### Exercise materials
══════════

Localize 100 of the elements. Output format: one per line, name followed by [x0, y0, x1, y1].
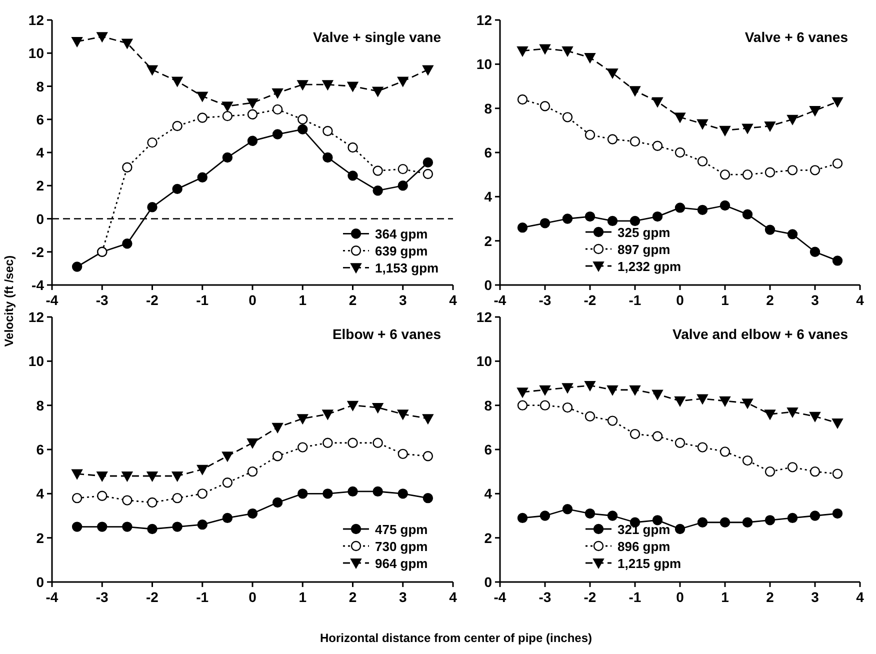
- legend-label: 730 gpm: [375, 539, 428, 554]
- point: [832, 418, 843, 428]
- y-tick-label: 12: [476, 12, 492, 28]
- point: [147, 497, 158, 508]
- point: [297, 414, 308, 424]
- legend-label: 364 gpm: [375, 226, 428, 242]
- point: [742, 455, 753, 466]
- point: [422, 157, 434, 168]
- point: [517, 222, 528, 233]
- point: [122, 162, 132, 173]
- point: [222, 512, 233, 524]
- point: [607, 416, 618, 426]
- point: [322, 438, 333, 448]
- x-tick-label: -1: [196, 589, 209, 605]
- point: [584, 508, 596, 519]
- point: [720, 517, 730, 528]
- point: [222, 152, 233, 163]
- point: [697, 204, 708, 216]
- point: [398, 448, 408, 460]
- point: [517, 46, 528, 56]
- point: [422, 414, 434, 424]
- y-tick-label: 2: [484, 232, 492, 249]
- x-tick-label: 0: [248, 292, 257, 308]
- point: [422, 451, 434, 462]
- point: [348, 486, 358, 497]
- point: [322, 488, 333, 499]
- y-tick-label: 8: [484, 397, 492, 414]
- point: [630, 86, 640, 96]
- point: [348, 438, 358, 448]
- point: [517, 388, 528, 398]
- x-tick-label: 3: [398, 292, 407, 308]
- point: [146, 472, 158, 482]
- x-tick-label: -3: [96, 589, 109, 605]
- point: [540, 101, 550, 112]
- point: [764, 515, 776, 526]
- point: [222, 452, 233, 462]
- point: [540, 400, 550, 410]
- point: [372, 185, 383, 196]
- point: [540, 218, 550, 228]
- y-tick-label: 12: [476, 309, 492, 325]
- x-tick-label: 3: [398, 589, 407, 605]
- point: [562, 112, 573, 122]
- point: [787, 407, 798, 418]
- y-tick-label: 2: [484, 530, 492, 546]
- y-tick-label: 8: [36, 397, 44, 414]
- point: [272, 88, 284, 98]
- y-tick-label: 4: [484, 486, 492, 502]
- point: [517, 94, 528, 105]
- x-tick-label: -2: [584, 589, 596, 605]
- point: [398, 488, 408, 499]
- x-tick-label: 4: [449, 589, 458, 605]
- x-tick-label: 0: [676, 589, 684, 605]
- point: [674, 202, 686, 213]
- point: [172, 472, 183, 482]
- y-tick-label: 0: [36, 574, 44, 590]
- point: [72, 262, 82, 272]
- point: [97, 490, 108, 501]
- legend-label: 897 gpm: [618, 242, 670, 257]
- point: [674, 147, 686, 158]
- legend-label: 1,153 gpm: [375, 260, 439, 276]
- y-tick-label: 8: [484, 100, 492, 116]
- point: [322, 152, 333, 163]
- y-tick-label: 12: [28, 12, 44, 28]
- point: [222, 102, 233, 112]
- x-tick-label: 4: [449, 292, 458, 308]
- x-tick-label: -2: [584, 292, 596, 308]
- text: Valve + single vane: [312, 29, 442, 45]
- point: [322, 126, 333, 136]
- point: [97, 522, 108, 532]
- point: [197, 172, 208, 182]
- y-tick-label: 6: [484, 144, 492, 160]
- x-tick-label: 3: [811, 589, 820, 605]
- point: [810, 246, 820, 257]
- point: [810, 466, 820, 477]
- x-tick-label: -3: [538, 589, 552, 605]
- point: [810, 165, 820, 176]
- y-tick-label: 2: [36, 530, 44, 546]
- point: [630, 216, 640, 226]
- point: [372, 486, 383, 497]
- point: [298, 442, 308, 452]
- point: [652, 390, 663, 400]
- point: [674, 396, 686, 406]
- point: [787, 229, 798, 240]
- x-tick-label: 1: [721, 589, 730, 605]
- x-tick-label: 4: [856, 589, 864, 605]
- point: [584, 53, 596, 64]
- y-tick-label: 4: [36, 486, 44, 502]
- point: [398, 164, 408, 174]
- y-tick-label: 6: [36, 442, 44, 458]
- text: Elbow + 6 vanes: [332, 326, 442, 342]
- point: [172, 120, 182, 132]
- point: [322, 410, 334, 420]
- point: [562, 214, 573, 224]
- point: [652, 211, 663, 222]
- point: [298, 488, 308, 499]
- point: [372, 438, 383, 448]
- point: [584, 211, 596, 222]
- x-tick-label: 4: [856, 292, 864, 308]
- point: [742, 209, 753, 220]
- point: [347, 400, 358, 411]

══════════

### Your task
Can you reproduce, character for character, the lines of the material above from the line with "- legend-label: 730 gpm: [375, 539, 428, 554]" up to and including the line with "- point: [222, 152, 233, 163]"?

### The response
- legend-label: 730 gpm: [375, 539, 428, 554]
- point: [832, 418, 843, 428]
- y-tick-label: 12: [476, 12, 492, 28]
- point: [147, 497, 158, 508]
- point: [297, 414, 308, 424]
- legend-label: 364 gpm: [375, 226, 428, 242]
- point: [742, 455, 753, 466]
- point: [422, 157, 434, 168]
- point: [517, 222, 528, 233]
- point: [122, 162, 132, 173]
- point: [222, 512, 233, 524]
- point: [607, 416, 618, 426]
- point: [322, 438, 333, 448]
- x-tick-label: -1: [196, 589, 209, 605]
- point: [584, 508, 596, 519]
- point: [720, 517, 730, 528]
- point: [222, 152, 233, 163]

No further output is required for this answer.